-- Start of EXTRACTED MATERIAL --

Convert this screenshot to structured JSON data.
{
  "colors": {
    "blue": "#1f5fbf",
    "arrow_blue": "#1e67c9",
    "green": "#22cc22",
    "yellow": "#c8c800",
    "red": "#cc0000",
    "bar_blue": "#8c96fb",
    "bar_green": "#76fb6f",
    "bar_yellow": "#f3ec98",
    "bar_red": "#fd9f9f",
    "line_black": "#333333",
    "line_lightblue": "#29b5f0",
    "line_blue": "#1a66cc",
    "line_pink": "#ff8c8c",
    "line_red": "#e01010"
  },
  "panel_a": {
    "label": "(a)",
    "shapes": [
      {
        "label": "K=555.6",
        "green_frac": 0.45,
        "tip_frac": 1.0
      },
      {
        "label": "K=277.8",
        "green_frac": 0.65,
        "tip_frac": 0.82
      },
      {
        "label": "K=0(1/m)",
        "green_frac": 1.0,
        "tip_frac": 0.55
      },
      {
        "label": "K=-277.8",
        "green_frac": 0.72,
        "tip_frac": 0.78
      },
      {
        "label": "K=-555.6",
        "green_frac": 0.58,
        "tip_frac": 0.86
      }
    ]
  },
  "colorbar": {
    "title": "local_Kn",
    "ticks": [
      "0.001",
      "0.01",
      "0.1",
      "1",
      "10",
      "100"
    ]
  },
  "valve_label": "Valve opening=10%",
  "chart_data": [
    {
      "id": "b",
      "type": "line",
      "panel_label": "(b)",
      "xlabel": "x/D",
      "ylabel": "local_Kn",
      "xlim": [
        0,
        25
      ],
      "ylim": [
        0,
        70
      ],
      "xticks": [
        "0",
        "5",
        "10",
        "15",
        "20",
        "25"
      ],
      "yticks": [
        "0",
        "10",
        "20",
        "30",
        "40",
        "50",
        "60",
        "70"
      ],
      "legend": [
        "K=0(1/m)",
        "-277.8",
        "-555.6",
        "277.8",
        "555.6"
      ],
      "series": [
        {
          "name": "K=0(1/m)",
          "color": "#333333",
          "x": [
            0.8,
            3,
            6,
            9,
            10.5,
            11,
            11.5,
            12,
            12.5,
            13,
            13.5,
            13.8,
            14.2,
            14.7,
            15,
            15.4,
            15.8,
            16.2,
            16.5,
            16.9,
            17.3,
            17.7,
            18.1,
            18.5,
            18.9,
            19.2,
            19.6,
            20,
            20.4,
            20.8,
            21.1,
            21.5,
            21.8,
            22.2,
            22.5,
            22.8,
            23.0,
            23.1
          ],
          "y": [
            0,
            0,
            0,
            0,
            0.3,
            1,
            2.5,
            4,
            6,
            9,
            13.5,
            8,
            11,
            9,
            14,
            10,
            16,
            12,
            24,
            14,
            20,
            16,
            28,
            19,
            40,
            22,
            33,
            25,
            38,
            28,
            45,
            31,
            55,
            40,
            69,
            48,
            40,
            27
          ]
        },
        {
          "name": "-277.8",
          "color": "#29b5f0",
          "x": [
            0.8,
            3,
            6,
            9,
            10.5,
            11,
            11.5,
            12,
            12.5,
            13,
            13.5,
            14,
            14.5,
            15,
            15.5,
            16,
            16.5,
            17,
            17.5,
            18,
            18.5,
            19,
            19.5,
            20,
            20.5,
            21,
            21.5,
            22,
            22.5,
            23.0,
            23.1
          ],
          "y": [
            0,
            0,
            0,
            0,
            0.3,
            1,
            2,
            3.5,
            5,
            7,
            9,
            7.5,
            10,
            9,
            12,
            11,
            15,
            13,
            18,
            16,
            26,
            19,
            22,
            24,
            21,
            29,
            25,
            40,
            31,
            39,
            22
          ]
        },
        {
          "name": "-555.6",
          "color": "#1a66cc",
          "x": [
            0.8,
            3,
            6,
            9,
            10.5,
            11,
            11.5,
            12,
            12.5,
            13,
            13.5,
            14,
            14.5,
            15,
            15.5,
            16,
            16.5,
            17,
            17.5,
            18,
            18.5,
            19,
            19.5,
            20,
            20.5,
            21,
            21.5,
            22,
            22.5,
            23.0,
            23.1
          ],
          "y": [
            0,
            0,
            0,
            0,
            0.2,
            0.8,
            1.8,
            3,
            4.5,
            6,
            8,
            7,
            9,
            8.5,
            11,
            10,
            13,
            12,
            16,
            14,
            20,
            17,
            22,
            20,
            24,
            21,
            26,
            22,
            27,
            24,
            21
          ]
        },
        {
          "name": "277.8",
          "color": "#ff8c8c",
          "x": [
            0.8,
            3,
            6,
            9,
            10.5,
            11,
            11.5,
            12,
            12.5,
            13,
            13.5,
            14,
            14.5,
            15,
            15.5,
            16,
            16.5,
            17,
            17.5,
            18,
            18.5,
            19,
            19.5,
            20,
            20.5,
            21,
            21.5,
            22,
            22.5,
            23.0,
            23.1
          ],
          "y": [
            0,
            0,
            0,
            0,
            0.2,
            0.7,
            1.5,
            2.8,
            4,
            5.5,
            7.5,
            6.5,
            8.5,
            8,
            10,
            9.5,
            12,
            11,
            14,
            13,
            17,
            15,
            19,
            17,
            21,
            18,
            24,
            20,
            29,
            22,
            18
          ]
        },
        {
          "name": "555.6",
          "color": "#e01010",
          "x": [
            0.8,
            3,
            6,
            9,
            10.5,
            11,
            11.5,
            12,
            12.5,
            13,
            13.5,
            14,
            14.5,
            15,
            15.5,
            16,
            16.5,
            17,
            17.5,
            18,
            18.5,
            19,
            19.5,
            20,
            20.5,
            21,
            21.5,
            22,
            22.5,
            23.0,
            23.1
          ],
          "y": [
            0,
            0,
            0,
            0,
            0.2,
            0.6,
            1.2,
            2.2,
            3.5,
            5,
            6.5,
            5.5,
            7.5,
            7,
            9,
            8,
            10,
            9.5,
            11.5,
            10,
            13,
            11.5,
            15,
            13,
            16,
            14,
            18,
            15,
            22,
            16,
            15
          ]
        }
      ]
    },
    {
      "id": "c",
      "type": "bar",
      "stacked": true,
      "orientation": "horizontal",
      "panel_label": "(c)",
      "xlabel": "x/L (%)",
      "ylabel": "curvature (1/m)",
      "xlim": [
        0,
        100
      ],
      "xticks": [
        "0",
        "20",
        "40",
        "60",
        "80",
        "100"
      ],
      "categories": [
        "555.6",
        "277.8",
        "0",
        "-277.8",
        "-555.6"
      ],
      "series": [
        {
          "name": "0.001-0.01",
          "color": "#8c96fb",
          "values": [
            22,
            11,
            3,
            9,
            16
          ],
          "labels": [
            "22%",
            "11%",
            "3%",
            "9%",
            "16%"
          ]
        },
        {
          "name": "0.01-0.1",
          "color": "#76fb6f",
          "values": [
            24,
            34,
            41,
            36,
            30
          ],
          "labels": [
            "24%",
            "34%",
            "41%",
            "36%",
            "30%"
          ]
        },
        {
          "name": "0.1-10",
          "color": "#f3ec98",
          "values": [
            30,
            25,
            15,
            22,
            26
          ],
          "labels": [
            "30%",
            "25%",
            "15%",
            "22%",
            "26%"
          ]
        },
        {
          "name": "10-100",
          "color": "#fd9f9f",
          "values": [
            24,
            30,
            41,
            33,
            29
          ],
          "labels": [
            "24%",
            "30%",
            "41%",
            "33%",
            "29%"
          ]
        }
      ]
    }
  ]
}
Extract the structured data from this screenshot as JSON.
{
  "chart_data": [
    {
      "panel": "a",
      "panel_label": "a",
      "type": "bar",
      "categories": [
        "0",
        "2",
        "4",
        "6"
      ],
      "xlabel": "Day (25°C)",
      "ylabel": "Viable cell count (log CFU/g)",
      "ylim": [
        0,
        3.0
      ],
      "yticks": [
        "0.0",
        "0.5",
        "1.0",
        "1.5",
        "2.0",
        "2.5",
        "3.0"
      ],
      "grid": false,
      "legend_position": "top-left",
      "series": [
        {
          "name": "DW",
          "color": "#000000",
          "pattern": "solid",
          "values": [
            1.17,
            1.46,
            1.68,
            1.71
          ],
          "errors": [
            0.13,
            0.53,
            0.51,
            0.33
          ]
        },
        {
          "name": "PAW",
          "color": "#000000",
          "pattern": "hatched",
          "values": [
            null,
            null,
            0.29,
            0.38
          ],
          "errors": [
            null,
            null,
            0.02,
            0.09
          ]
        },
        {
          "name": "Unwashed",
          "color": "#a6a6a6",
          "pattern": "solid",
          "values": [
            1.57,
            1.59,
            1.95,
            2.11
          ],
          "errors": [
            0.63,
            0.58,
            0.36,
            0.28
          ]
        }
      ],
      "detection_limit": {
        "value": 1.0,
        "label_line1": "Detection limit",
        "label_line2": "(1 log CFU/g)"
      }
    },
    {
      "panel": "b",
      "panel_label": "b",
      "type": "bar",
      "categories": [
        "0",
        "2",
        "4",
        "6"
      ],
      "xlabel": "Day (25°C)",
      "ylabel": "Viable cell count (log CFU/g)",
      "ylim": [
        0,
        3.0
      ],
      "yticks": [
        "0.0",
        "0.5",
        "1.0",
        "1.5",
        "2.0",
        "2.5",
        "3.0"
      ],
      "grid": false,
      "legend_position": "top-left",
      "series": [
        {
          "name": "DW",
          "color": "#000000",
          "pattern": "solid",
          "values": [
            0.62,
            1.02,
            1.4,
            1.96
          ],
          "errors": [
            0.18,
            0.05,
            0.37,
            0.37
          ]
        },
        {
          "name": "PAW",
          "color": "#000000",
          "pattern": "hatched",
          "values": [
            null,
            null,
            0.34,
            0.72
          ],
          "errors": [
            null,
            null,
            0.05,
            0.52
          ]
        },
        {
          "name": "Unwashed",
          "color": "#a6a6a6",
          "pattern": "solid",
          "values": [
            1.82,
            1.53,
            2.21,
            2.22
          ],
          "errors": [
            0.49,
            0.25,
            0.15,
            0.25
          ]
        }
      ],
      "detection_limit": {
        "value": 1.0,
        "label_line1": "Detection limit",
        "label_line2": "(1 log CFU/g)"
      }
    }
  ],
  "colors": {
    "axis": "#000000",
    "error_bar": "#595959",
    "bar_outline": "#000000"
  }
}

-- End of EXTRACTED MATERIAL --

GOAL => Copy out every line of the data that includes "this".

WRITTEN RESPONSE =>
Convert this screenshot to structured JSON data.
Extract the structured data from this screenshot as JSON.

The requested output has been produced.